◆ Direction ◆
Render every entry exactly as it appears.

(Recorded data)
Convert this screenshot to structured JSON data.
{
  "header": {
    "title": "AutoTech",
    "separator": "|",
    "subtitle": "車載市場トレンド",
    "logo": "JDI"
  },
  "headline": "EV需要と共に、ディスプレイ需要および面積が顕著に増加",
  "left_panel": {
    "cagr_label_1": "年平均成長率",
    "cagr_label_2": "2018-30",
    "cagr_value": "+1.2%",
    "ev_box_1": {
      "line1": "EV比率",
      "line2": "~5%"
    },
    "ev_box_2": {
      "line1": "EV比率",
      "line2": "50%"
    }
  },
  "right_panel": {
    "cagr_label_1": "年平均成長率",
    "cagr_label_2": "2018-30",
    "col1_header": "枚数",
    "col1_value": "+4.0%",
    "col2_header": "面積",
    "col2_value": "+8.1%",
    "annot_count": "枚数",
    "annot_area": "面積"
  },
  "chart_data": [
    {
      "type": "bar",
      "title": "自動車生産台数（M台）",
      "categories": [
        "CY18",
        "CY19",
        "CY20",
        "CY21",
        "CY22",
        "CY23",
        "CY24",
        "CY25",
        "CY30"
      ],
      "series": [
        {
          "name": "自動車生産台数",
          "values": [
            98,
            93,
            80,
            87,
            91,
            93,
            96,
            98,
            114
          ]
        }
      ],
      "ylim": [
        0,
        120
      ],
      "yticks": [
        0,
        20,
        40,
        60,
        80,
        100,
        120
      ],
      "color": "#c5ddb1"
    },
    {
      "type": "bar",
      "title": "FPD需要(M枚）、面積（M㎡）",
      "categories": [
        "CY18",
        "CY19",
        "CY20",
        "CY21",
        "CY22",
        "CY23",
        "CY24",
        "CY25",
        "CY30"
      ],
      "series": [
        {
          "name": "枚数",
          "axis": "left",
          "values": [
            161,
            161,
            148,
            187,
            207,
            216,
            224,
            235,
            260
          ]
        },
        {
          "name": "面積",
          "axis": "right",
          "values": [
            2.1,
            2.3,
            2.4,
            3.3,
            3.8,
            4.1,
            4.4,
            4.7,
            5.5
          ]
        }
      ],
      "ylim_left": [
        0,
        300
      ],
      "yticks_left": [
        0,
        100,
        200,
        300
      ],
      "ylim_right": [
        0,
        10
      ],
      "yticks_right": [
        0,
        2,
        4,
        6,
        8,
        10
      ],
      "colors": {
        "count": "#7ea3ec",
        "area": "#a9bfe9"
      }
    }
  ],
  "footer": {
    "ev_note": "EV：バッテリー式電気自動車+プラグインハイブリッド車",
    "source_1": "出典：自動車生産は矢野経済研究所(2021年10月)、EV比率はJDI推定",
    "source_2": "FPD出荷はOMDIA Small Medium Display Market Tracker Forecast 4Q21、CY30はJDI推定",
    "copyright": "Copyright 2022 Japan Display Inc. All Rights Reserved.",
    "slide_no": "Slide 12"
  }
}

◆ Completed exercise ◆
Convert this screenshot to structured JSON data.
{
  "header": {
    "title": "AutoTech",
    "separator": "|",
    "subtitle": "車載市場トレンド",
    "logo": "JDI"
  },
  "headline": "EV需要と共に、ディスプレイ需要および面積が顕著に増加",
  "left_panel": {
    "cagr_label_1": "年平均成長率",
    "cagr_label_2": "2018-30",
    "cagr_value": "+1.2%",
    "ev_box_1": {
      "line1": "EV比率",
      "line2": "~5%"
    },
    "ev_box_2": {
      "line1": "EV比率",
      "line2": "50%"
    }
  },
  "right_panel": {
    "cagr_label_1": "年平均成長率",
    "cagr_label_2": "2018-30",
    "col1_header": "枚数",
    "col1_value": "+4.0%",
    "col2_header": "面積",
    "col2_value": "+8.1%",
    "annot_count": "枚数",
    "annot_area": "面積"
  },
  "chart_data": [
    {
      "type": "bar",
      "title": "自動車生産台数（M台）",
      "categories": [
        "CY18",
        "CY19",
        "CY20",
        "CY21",
        "CY22",
        "CY23",
        "CY24",
        "CY25",
        "CY30"
      ],
      "series": [
        {
          "name": "自動車生産台数",
          "values": [
            98,
            93,
            80,
            87,
            91,
            93,
            96,
            98,
            114
          ]
        }
      ],
      "ylim": [
        0,
        120
      ],
      "yticks": [
        0,
        20,
        40,
        60,
        80,
        100,
        120
      ],
      "color": "#c5ddb1"
    },
    {
      "type": "bar",
      "title": "FPD需要(M枚）、面積（M㎡）",
      "categories": [
        "CY18",
        "CY19",
        "CY20",
        "CY21",
        "CY22",
        "CY23",
        "CY24",
        "CY25",
        "CY30"
      ],
      "series": [
        {
          "name": "枚数",
          "axis": "left",
          "values": [
            161,
            161,
            148,
            187,
            207,
            216,
            224,
            235,
            260
          ]
        },
        {
          "name": "面積",
          "axis": "right",
          "values": [
            2.1,
            2.3,
            2.4,
            3.3,
            3.8,
            4.1,
            4.4,
            4.7,
            5.5
          ]
        }
      ],
      "ylim_left": [
        0,
        300
      ],
      "yticks_left": [
        0,
        100,
        200,
        300
      ],
      "ylim_right": [
        0,
        10
      ],
      "yticks_right": [
        0,
        2,
        4,
        6,
        8,
        10
      ],
      "colors": {
        "count": "#7ea3ec",
        "area": "#a9bfe9"
      }
    }
  ],
  "footer": {
    "ev_note": "EV：バッテリー式電気自動車+プラグインハイブリッド車",
    "source_1": "出典：自動車生産は矢野経済研究所(2021年10月)、EV比率はJDI推定",
    "source_2": "FPD出荷はOMDIA Small Medium Display Market Tracker Forecast 4Q21、CY30はJDI推定",
    "copyright": "Copyright 2022 Japan Display Inc. All Rights Reserved.",
    "slide_no": "Slide 12"
  }
}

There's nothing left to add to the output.